* _What to work on_
Will you output the entries below exactly, skipping every image they contain?

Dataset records

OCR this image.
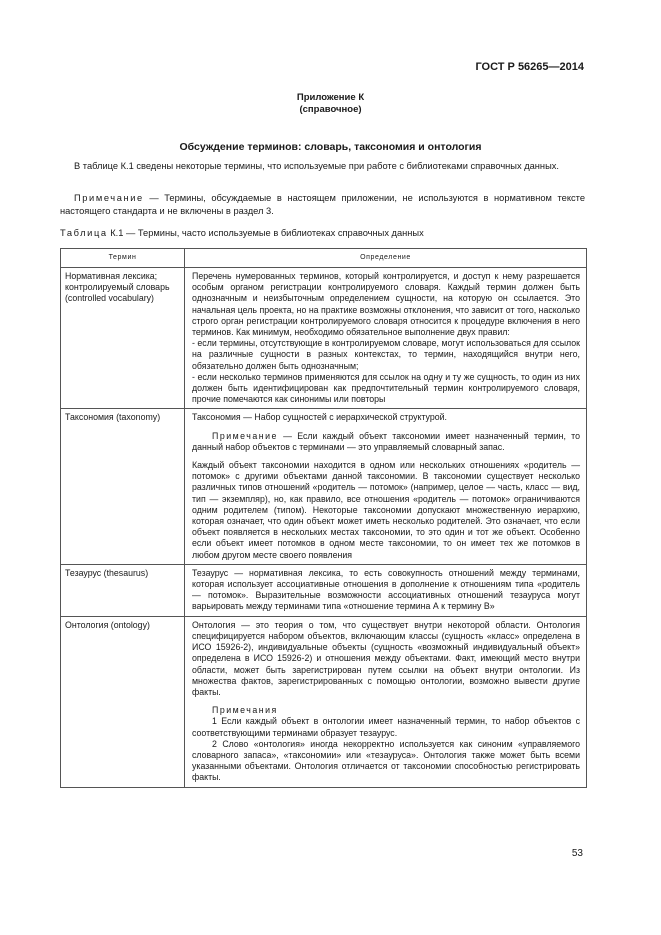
ГОСТ Р 56265—2014
Приложение К
(справочное)
Обсуждение терминов: словарь, таксономия и онтология
В таблице К.1 сведены некоторые термины, что используемые при работе с библиотеками справочных данных.
Примечание — Термины, обсуждаемые в настоящем приложении, не используются в нормативном тексте настоящего стандарта и не включены в раздел 3.
Таблица К.1 — Термины, часто используемые в библиотеках справочных данных
Термин	Определение
Нормативная лексика; контролируемый словарь (controlled vocabulary)	Перечень нумерованных терминов, который контролируется, и доступ к нему разрешается особым органом регистрации контролируемого словаря. Каждый термин должен быть однозначным и неизбыточным определением сущности, на которую он ссылается. Это начальная цель проекта, но на практике возможны отклонения, что зависит от того, насколько строго орган регистрации контролируемого словаря относится к процедуре включения в него терминов. Как минимум, необходимо обязательное выполнение двух правил:

- если термины, отсутствующие в контролируемом словаре, могут использоваться для ссылок на различные сущности в разных контекстах, то термин, находящийся внутри него, обязательно должен быть однозначным;

- если несколько терминов применяются для ссылок на одну и ту же сущность, то один из них должен быть идентифицирован как предпочтительный термин контролируемого словаря, прочие помечаются как синонимы или повторы

Таксономия (taxonomy)	Таксономия — Набор сущностей с иерархической структурой.

Примечание — Если каждый объект таксономии имеет назначенный термин, то данный набор объектов с терминами — это управляемый словарный запас.

Каждый объект таксономии находится в одном или нескольких отношениях «родитель — потомок» с другими объектами данной таксономии. В таксономии существует несколько различных типов отношений «родитель — потомок» (например, целое — часть, класс — вид, тип — экземпляр), но, как правило, все отношения «родитель — потомок» ограничиваются одним родителем (типом). Некоторые таксономии допускают множественную иерархию, которая означает, что один объект может иметь несколько родителей. Это означает, что если объект появляется в нескольких местах таксономии, то это один и тот же объект. Особенно если объект имеет потомков в одном месте таксономии, то он имеет тех же потомков в любом другом месте своего появления

Тезаурус (thesaurus)	Тезаурус — нормативная лексика, то есть совокупность отношений между терминами, которая использует ассоциативные отношения в дополнение к отношениям типа «родитель — потомок». Выразительные возможности ассоциативных отношений тезауруса могут варьировать между терминами типа «отношение термина А к термину В»

Онтология (ontology)	Онтология — это теория о том, что существует внутри некоторой области. Онтология специфицируется набором объектов, включающим классы (сущность «класс» определена в ИСО 15926-2), индивидуальные объекты (сущность «возможный индивидуальный объект» определена в ИСО 15926-2) и отношения между объектами. Факт, имеющий место внутри области, может быть зарегистрирован путем ссылки на объект внутри онтологии. Из множества фактов, зарегистрированных с помощью онтологии, возможно вывести другие факты.

Примечания

1 Если каждый объект в онтологии имеет назначенный термин, то набор объектов с соответствующими терминами образует тезаурус.

2 Слово «онтология» иногда некорректно используется как синоним «управляемого словарного запаса», «таксономии» или «тезауруса». Онтология также может быть всеми указанными объектами. Онтология отличается от таксономии способностью регистрировать факты.

53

* _Exercise response_
OCR this image.
ГОСТ Р 56265—2014
Приложение К
(справочное)
Обсуждение терминов: словарь, таксономия и онтология
В таблице К.1 сведены некоторые термины, что используемые при работе с библиотеками справочных данных.
Примечание — Термины, обсуждаемые в настоящем приложении, не используются в нормативном тексте настоящего стандарта и не включены в раздел 3.
Таблица К.1 — Термины, часто используемые в библиотеках справочных данных
Термин	Определение
Нормативная лексика; контролируемый словарь (controlled vocabulary)	Перечень нумерованных терминов, который контролируется, и доступ к нему разрешается особым органом регистрации контролируемого словаря. Каждый термин должен быть однозначным и неизбыточным определением сущности, на которую он ссылается. Это начальная цель проекта, но на практике возможны отклонения, что зависит от того, насколько строго орган регистрации контролируемого словаря относится к процедуре включения в него терминов. Как минимум, необходимо обязательное выполнение двух правил:

- если термины, отсутствующие в контролируемом словаре, могут использоваться для ссылок на различные сущности в разных контекстах, то термин, находящийся внутри него, обязательно должен быть однозначным;

- если несколько терминов применяются для ссылок на одну и ту же сущность, то один из них должен быть идентифицирован как предпочтительный термин контролируемого словаря, прочие помечаются как синонимы или повторы

Таксономия (taxonomy)	Таксономия — Набор сущностей с иерархической структурой.

Примечание — Если каждый объект таксономии имеет назначенный термин, то данный набор объектов с терминами — это управляемый словарный запас.

Каждый объект таксономии находится в одном или нескольких отношениях «родитель — потомок» с другими объектами данной таксономии. В таксономии существует несколько различных типов отношений «родитель — потомок» (например, целое — часть, класс — вид, тип — экземпляр), но, как правило, все отношения «родитель — потомок» ограничиваются одним родителем (типом). Некоторые таксономии допускают множественную иерархию, которая означает, что один объект может иметь несколько родителей. Это означает, что если объект появляется в нескольких местах таксономии, то это один и тот же объект. Особенно если объект имеет потомков в одном месте таксономии, то он имеет тех же потомков в любом другом месте своего появления

Тезаурус (thesaurus)	Тезаурус — нормативная лексика, то есть совокупность отношений между терминами, которая использует ассоциативные отношения в дополнение к отношениям типа «родитель — потомок». Выразительные возможности ассоциативных отношений тезауруса могут варьировать между терминами типа «отношение термина А к термину В»

Онтология (ontology)	Онтология — это теория о том, что существует внутри некоторой области. Онтология специфицируется набором объектов, включающим классы (сущность «класс» определена в ИСО 15926-2), индивидуальные объекты (сущность «возможный индивидуальный объект» определена в ИСО 15926-2) и отношения между объектами. Факт, имеющий место внутри области, может быть зарегистрирован путем ссылки на объект внутри онтологии. Из множества фактов, зарегистрированных с помощью онтологии, возможно вывести другие факты.

Примечания

1 Если каждый объект в онтологии имеет назначенный термин, то набор объектов с соответствующими терминами образует тезаурус.

2 Слово «онтология» иногда некорректно используется как синоним «управляемого словарного запаса», «таксономии» или «тезауруса». Онтология также может быть всеми указанными объектами. Онтология отличается от таксономии способностью регистрировать факты.

53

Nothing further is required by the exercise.